■ **What to produce**:
Copy each row below, substituting "hist-bar" for every "histogram-bar" and leaving everything else unchanged.
* Start Rows *
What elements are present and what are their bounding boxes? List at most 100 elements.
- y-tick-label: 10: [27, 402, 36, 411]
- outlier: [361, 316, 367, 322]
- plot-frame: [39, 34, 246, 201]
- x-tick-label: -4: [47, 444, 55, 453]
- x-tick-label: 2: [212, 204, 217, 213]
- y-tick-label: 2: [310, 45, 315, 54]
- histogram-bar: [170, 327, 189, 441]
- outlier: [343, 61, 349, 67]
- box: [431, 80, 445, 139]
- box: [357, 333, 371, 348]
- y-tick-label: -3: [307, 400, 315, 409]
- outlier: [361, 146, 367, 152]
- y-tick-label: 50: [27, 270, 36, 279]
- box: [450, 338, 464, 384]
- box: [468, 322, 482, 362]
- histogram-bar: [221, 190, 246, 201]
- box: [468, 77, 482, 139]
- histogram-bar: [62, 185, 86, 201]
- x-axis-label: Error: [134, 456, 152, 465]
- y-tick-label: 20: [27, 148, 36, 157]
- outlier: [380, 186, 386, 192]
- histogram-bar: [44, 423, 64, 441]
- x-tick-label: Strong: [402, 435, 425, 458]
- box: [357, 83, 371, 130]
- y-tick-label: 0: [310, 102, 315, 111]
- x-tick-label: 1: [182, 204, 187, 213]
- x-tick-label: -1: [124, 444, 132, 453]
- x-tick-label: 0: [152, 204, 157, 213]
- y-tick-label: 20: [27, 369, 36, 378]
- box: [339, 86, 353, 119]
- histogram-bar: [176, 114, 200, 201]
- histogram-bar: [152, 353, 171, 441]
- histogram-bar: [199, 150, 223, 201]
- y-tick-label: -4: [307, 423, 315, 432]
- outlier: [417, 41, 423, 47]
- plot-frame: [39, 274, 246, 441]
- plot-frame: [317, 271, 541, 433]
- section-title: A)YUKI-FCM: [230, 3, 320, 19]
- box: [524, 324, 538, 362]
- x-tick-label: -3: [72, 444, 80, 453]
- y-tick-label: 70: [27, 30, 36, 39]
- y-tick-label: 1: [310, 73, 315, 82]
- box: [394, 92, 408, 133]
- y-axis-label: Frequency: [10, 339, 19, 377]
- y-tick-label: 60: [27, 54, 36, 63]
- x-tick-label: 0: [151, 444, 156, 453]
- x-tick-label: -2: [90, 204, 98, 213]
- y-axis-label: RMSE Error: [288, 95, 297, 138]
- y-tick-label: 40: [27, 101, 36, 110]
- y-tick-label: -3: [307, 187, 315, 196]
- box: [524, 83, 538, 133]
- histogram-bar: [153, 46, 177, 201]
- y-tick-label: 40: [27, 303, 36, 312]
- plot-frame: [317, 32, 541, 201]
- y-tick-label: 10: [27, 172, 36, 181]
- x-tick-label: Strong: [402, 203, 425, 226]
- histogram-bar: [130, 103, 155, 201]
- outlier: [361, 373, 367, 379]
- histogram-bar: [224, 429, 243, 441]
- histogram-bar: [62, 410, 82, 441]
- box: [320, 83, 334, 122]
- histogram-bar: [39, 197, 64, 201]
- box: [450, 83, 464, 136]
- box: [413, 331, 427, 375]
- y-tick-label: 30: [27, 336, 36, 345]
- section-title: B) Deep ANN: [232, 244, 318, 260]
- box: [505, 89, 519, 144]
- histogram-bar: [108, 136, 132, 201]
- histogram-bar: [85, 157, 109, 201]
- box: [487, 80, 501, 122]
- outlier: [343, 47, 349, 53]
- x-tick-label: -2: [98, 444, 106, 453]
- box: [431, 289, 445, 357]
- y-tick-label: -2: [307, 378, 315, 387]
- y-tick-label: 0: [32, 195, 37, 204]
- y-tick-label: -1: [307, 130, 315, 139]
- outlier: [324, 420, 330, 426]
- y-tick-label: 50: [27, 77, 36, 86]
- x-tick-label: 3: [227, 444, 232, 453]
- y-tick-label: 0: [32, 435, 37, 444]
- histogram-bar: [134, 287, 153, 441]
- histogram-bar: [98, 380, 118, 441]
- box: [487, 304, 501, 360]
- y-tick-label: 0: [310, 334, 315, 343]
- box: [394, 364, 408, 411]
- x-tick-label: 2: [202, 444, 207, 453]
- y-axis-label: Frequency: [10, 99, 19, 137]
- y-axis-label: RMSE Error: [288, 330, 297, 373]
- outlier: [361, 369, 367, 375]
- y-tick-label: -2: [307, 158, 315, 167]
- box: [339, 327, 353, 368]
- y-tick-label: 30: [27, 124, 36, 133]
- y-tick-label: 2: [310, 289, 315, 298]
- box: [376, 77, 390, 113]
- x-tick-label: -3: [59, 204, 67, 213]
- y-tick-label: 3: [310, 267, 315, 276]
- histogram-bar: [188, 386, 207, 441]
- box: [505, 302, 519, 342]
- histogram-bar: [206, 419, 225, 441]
* End Rows *
■ **The solution**:
What elements are present and what are their bounding boxes? List at most 100 elements.
- y-tick-label: 10: [27, 402, 36, 411]
- outlier: [361, 316, 367, 322]
- plot-frame: [39, 34, 246, 201]
- x-tick-label: -4: [47, 444, 55, 453]
- x-tick-label: 2: [212, 204, 217, 213]
- y-tick-label: 2: [310, 45, 315, 54]
- hist-bar: [170, 327, 189, 441]
- outlier: [343, 61, 349, 67]
- box: [431, 80, 445, 139]
- box: [357, 333, 371, 348]
- y-tick-label: -3: [307, 400, 315, 409]
- outlier: [361, 146, 367, 152]
- y-tick-label: 50: [27, 270, 36, 279]
- box: [450, 338, 464, 384]
- box: [468, 322, 482, 362]
- hist-bar: [221, 190, 246, 201]
- box: [468, 77, 482, 139]
- hist-bar: [62, 185, 86, 201]
- x-axis-label: Error: [134, 456, 152, 465]
- y-tick-label: 20: [27, 148, 36, 157]
- outlier: [380, 186, 386, 192]
- hist-bar: [44, 423, 64, 441]
- x-tick-label: Strong: [402, 435, 425, 458]
- box: [357, 83, 371, 130]
- y-tick-label: 0: [310, 102, 315, 111]
- x-tick-label: 1: [182, 204, 187, 213]
- x-tick-label: -1: [124, 444, 132, 453]
- x-tick-label: 0: [152, 204, 157, 213]
- y-tick-label: 20: [27, 369, 36, 378]
- box: [339, 86, 353, 119]
- hist-bar: [176, 114, 200, 201]
- hist-bar: [152, 353, 171, 441]
- hist-bar: [199, 150, 223, 201]
- y-tick-label: -4: [307, 423, 315, 432]
- outlier: [417, 41, 423, 47]
- plot-frame: [39, 274, 246, 441]
- plot-frame: [317, 271, 541, 433]
- section-title: A)YUKI-FCM: [230, 3, 320, 19]
- box: [524, 324, 538, 362]
- x-tick-label: -3: [72, 444, 80, 453]
- y-tick-label: 70: [27, 30, 36, 39]
- y-tick-label: 1: [310, 73, 315, 82]
- box: [394, 92, 408, 133]
- y-axis-label: Frequency: [10, 339, 19, 377]
- y-tick-label: 60: [27, 54, 36, 63]
- x-tick-label: 0: [151, 444, 156, 453]
- x-tick-label: -2: [90, 204, 98, 213]
- y-axis-label: RMSE Error: [288, 95, 297, 138]
- y-tick-label: 40: [27, 101, 36, 110]
- y-tick-label: -3: [307, 187, 315, 196]
- box: [524, 83, 538, 133]
- hist-bar: [153, 46, 177, 201]
- y-tick-label: 40: [27, 303, 36, 312]
- plot-frame: [317, 32, 541, 201]
- y-tick-label: 10: [27, 172, 36, 181]
- x-tick-label: Strong: [402, 203, 425, 226]
- hist-bar: [130, 103, 155, 201]
- outlier: [361, 373, 367, 379]
- hist-bar: [224, 429, 243, 441]
- hist-bar: [62, 410, 82, 441]
- box: [320, 83, 334, 122]
- hist-bar: [39, 197, 64, 201]
- box: [450, 83, 464, 136]
- box: [413, 331, 427, 375]
- y-tick-label: 30: [27, 336, 36, 345]
- section-title: B) Deep ANN: [232, 244, 318, 260]
- box: [505, 89, 519, 144]
- hist-bar: [108, 136, 132, 201]
- hist-bar: [85, 157, 109, 201]
- box: [487, 80, 501, 122]
- outlier: [343, 47, 349, 53]
- x-tick-label: -2: [98, 444, 106, 453]
- box: [431, 289, 445, 357]
- y-tick-label: -2: [307, 378, 315, 387]
- y-tick-label: 0: [32, 195, 37, 204]
- y-tick-label: -1: [307, 130, 315, 139]
- outlier: [324, 420, 330, 426]
- y-tick-label: 50: [27, 77, 36, 86]
- x-tick-label: 3: [227, 444, 232, 453]
- y-tick-label: 0: [32, 435, 37, 444]
- hist-bar: [134, 287, 153, 441]
- hist-bar: [98, 380, 118, 441]
- box: [487, 304, 501, 360]
- y-tick-label: 0: [310, 334, 315, 343]
- box: [394, 364, 408, 411]
- x-tick-label: 2: [202, 444, 207, 453]
- y-axis-label: Frequency: [10, 99, 19, 137]
- y-axis-label: RMSE Error: [288, 330, 297, 373]
- outlier: [361, 369, 367, 375]
- y-tick-label: -2: [307, 158, 315, 167]
- box: [339, 327, 353, 368]
- y-tick-label: 30: [27, 124, 36, 133]
- y-tick-label: 2: [310, 289, 315, 298]
- box: [376, 77, 390, 113]
- x-tick-label: -3: [59, 204, 67, 213]
- y-tick-label: 3: [310, 267, 315, 276]
- hist-bar: [188, 386, 207, 441]
- box: [505, 302, 519, 342]
- hist-bar: [206, 419, 225, 441]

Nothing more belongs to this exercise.